* **SOURCE EXTRACT**
Supreme Court considers wide-ranging changes aimed at streamlining civil cases
‘Continuances are going to be very difficult to get in this new world’
The Supreme Court is about to weigh a Judicial Management Council proposal that would bring sweeping changes to Florida’s civil trial system, the chair of a JMC workgroup told the Board of Governors.
Addressing the board at a December 3 meeting, Second District Court of Appeal Chief Judge Robert Morris said the proposal is designed to bring greater efficiencies to a civil system that is struggling to resolve 2 million cases.
“Just about every state and every jurisdiction has made an effort to manage this — the federal system did it decades ago,” Judge Morris said. “We need to do something about this and it’s our time to try and work on it.”
Judge Morris warned that lawyers and judges could find the proposed changes challenging to implement, at least at first.
“People don’t like change,” he said. “This is a major paradigm shift.”
One board member called the proposal “seismic.”
“The word that comes to mind is sobering,” President Mike Tanner said.
The proposed changes are contained in a 184-page report by the Workgroup on Improved Resolution of Civil Cases that Judge Morris chairs. The report is expected to reach justices within days.
But whatever the court decides, justices are expected to schedule a lengthy comment period before any changes are implemented, Judge Morris said.
He urged board members to study the report carefully and notify their constituents to do the same — and to begin preparing comments.
“In order to get buy in by our whole community, we’ve got to educate people,” Judge Morris said. “We’ve got to get serious about that,”
President-elect Gary Lesser pressed for a timeline. Judge Morris said it’s too early to predict, but he said justices are determined to act.
“I think we’re 18 months away,” Judge Morris said.
The Supreme Court appointed the workgroup October 31, 2019, and ordered it to, among other things, focus on a long-range strategic goal to “ensure the fair and timely resolution of all cases through effective management” and to “Utilize caseload and other workload information to manage resources and promote accountability.”
The nine-member panel includes a former justice, trial and appellate judges, a chief county judge, a civil practitioner, and a former Florida Bar president.
The workgroup was directed to study the civil case management recommendations endorsed in 2016 by the Conference of Chief Justices and the Conference of State Court Administrators and “the outcomes of pilot projects or other initiatives that have implemented these recommendations in this and other states.”

* **DATA EXCERPTS**
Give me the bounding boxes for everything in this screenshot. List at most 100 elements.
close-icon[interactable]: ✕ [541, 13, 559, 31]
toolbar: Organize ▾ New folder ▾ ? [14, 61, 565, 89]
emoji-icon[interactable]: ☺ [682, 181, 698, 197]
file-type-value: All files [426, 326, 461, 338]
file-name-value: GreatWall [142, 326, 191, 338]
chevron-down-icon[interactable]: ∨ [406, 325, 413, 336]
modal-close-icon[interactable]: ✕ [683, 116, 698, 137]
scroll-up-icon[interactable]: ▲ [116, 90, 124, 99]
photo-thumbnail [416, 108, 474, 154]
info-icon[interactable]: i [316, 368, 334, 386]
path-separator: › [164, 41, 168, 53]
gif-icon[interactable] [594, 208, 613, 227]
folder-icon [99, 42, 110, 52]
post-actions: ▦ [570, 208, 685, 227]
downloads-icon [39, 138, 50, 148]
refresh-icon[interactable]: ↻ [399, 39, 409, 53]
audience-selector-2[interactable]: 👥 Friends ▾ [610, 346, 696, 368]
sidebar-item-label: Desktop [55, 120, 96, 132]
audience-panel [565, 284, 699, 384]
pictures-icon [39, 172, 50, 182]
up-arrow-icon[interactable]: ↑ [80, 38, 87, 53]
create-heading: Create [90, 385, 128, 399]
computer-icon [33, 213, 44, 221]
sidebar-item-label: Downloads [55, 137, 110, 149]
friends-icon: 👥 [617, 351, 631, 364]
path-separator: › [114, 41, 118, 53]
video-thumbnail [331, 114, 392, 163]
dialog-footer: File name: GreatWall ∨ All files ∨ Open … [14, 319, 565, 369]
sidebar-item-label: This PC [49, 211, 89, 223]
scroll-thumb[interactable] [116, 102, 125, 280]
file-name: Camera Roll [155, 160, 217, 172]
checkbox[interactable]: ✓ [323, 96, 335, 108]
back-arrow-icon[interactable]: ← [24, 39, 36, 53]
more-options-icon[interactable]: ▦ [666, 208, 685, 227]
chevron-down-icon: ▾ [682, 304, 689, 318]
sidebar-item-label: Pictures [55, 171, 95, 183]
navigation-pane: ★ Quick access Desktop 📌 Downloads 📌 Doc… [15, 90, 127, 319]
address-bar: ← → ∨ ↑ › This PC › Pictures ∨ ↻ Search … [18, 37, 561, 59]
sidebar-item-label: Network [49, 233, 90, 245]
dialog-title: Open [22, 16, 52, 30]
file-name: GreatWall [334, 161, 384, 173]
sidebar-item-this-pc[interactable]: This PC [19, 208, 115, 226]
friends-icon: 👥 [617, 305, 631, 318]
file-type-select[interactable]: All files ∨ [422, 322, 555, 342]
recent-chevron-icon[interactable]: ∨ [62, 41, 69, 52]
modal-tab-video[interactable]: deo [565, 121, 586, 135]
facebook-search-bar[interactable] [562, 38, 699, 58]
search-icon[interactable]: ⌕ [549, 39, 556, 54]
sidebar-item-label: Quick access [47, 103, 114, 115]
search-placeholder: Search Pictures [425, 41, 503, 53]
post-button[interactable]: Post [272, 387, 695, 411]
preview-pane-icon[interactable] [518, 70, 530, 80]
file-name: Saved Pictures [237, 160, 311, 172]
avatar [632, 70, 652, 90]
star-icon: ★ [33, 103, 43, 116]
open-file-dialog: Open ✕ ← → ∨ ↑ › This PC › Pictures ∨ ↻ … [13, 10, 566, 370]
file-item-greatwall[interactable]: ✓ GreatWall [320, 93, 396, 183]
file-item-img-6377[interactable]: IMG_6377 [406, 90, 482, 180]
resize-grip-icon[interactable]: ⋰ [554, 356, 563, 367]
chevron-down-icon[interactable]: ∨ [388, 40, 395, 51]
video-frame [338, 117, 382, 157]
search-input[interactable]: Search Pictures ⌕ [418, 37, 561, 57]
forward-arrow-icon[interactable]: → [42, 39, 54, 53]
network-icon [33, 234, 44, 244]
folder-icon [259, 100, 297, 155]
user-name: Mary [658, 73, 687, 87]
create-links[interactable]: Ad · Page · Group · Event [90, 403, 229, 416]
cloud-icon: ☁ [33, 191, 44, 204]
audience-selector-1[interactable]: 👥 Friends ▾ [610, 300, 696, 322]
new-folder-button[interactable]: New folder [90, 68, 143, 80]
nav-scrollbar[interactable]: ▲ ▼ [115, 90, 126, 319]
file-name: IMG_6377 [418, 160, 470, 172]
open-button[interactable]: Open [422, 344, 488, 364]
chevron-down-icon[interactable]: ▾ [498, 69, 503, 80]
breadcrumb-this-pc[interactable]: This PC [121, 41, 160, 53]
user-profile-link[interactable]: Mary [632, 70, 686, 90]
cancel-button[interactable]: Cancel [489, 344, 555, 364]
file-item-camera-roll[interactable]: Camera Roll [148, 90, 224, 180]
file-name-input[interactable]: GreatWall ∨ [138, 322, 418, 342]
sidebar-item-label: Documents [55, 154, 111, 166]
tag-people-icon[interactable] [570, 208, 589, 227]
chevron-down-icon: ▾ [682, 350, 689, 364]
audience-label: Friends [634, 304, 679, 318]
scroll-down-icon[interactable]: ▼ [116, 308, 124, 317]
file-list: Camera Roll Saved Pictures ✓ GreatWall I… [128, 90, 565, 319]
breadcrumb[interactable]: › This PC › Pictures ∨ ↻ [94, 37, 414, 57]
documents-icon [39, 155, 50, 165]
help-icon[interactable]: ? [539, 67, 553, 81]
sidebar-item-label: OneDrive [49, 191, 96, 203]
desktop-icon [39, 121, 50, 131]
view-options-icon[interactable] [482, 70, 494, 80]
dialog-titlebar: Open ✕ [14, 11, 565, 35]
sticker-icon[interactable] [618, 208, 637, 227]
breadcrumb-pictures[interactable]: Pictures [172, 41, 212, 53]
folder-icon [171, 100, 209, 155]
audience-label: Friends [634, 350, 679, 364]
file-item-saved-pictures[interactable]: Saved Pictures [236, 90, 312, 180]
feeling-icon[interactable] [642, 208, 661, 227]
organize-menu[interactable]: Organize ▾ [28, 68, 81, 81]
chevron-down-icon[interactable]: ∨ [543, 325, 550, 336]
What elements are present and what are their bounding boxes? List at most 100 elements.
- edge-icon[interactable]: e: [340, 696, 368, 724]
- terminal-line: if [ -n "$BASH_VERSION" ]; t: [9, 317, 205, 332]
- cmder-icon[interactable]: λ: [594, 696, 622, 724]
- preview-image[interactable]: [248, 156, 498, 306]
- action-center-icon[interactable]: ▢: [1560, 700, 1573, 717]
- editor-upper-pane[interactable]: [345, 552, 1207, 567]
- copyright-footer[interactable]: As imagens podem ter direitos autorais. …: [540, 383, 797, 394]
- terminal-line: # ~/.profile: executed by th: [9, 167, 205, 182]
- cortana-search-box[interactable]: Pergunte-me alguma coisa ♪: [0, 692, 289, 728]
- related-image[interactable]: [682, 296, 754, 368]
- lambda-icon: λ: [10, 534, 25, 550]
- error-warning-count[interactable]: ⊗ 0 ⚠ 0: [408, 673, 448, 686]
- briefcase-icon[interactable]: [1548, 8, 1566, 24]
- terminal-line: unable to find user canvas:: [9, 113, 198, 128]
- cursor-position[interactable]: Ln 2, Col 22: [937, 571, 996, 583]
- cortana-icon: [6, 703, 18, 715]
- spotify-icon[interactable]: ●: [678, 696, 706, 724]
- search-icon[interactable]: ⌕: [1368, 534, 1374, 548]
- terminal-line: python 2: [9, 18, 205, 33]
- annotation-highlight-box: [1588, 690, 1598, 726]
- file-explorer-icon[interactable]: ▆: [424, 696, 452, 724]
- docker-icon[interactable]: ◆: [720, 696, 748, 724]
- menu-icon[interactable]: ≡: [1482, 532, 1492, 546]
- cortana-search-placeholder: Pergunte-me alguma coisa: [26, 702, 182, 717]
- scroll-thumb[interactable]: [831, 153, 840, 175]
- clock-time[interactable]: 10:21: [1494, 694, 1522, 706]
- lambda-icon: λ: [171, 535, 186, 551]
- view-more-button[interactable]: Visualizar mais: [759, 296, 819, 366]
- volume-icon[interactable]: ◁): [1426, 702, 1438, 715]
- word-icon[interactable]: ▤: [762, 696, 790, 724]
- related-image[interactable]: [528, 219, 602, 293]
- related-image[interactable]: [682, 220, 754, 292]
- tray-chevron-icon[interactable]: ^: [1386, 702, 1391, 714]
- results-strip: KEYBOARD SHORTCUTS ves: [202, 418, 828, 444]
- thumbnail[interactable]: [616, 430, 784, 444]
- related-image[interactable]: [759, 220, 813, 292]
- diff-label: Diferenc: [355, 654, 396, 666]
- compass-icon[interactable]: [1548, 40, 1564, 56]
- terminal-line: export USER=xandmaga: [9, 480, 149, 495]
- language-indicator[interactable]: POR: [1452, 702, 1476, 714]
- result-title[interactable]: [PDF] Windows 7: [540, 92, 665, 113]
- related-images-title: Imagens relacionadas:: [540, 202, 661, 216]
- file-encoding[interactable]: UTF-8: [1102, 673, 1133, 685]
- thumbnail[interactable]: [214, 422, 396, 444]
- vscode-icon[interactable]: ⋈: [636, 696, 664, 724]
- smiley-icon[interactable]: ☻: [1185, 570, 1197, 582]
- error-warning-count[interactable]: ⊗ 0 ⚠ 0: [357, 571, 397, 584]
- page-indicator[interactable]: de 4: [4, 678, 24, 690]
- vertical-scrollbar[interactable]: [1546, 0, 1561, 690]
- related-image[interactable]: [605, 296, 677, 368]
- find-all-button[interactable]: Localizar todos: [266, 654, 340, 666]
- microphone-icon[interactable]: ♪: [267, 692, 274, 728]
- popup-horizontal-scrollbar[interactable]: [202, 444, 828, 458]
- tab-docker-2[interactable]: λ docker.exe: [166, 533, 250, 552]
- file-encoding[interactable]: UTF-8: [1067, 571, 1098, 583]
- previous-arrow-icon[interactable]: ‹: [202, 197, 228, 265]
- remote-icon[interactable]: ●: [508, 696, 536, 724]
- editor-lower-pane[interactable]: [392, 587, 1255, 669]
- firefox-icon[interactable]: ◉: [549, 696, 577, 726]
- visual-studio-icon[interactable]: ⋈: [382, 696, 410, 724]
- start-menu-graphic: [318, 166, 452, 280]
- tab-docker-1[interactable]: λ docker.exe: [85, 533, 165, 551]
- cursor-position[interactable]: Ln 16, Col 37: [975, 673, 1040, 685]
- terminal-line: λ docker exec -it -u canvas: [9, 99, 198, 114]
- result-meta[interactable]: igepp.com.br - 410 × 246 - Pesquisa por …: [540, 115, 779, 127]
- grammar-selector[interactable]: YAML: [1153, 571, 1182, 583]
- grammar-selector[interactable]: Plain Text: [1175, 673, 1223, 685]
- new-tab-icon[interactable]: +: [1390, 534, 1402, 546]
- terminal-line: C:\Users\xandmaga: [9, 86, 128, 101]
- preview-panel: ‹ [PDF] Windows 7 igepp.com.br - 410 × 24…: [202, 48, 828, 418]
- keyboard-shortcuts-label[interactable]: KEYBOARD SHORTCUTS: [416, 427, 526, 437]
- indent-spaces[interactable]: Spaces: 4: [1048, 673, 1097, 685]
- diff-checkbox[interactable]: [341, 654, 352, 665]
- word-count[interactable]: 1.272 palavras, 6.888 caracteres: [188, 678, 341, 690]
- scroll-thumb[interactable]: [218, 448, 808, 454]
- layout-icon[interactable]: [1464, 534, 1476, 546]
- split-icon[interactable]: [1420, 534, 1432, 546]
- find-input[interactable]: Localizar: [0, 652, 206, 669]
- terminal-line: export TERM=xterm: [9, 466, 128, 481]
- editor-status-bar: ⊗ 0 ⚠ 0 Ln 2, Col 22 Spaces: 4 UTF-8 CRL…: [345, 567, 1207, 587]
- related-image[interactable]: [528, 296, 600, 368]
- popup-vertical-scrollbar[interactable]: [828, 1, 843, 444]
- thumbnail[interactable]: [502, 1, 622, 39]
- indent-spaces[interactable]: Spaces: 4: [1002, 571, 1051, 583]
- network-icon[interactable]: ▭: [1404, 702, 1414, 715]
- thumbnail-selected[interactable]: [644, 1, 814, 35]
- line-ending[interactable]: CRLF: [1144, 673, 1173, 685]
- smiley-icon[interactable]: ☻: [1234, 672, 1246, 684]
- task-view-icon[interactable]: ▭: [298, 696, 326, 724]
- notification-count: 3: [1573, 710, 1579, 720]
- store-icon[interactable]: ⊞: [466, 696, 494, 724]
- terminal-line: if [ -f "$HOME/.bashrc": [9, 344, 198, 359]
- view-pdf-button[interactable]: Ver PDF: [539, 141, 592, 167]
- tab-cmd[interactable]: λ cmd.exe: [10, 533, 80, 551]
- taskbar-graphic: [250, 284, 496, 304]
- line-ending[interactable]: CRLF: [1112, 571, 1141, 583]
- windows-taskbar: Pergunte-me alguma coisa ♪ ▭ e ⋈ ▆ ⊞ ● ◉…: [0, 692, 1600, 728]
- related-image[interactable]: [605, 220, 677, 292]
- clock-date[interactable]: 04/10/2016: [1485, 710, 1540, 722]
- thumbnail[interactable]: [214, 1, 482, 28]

* **WHAT IS EXPECTED**
Go on with the article about the proposed changes to Florida's civil case system, starting after its last sentence. The lines above come from a separate source and are unrelated to the article.

* **RESULT OF THE EXERCISE**
Justice Carlos Muñiz urged the workgroup at its inception not to merely copy the federal system or other states, but to make Florida “the envy of the nation,” Judge Morris said.
“That’s their expectation,” Judge Morris said. “I don’t know if we’ve delivered that, but that has been our effort and it has taken a lot of effort and energy.”
The proposal is based on a differentiated case management system that would require judges to divide cases into “streamlined,” “complex,” or “general,” categories, Judge Morris said.
Lawyers would be required to confer at the beginning of a case and craft a case management order that would set a trial date and deadlines for completing such tasks as discovery, dispositive motions, and depositions.
“The idea is that while there will still be pre-trial conferences at the discretion of a judge, they’re just not going to be as important as they once were because this case management order will set out the game plan early on,” Judge Morris said.
Deadlines will be strict, Judge Morris said.
“Continuances are going to be very difficult to get in this new world,” Judge Morris said. “A trial continuance is going to be extremely difficult to get.”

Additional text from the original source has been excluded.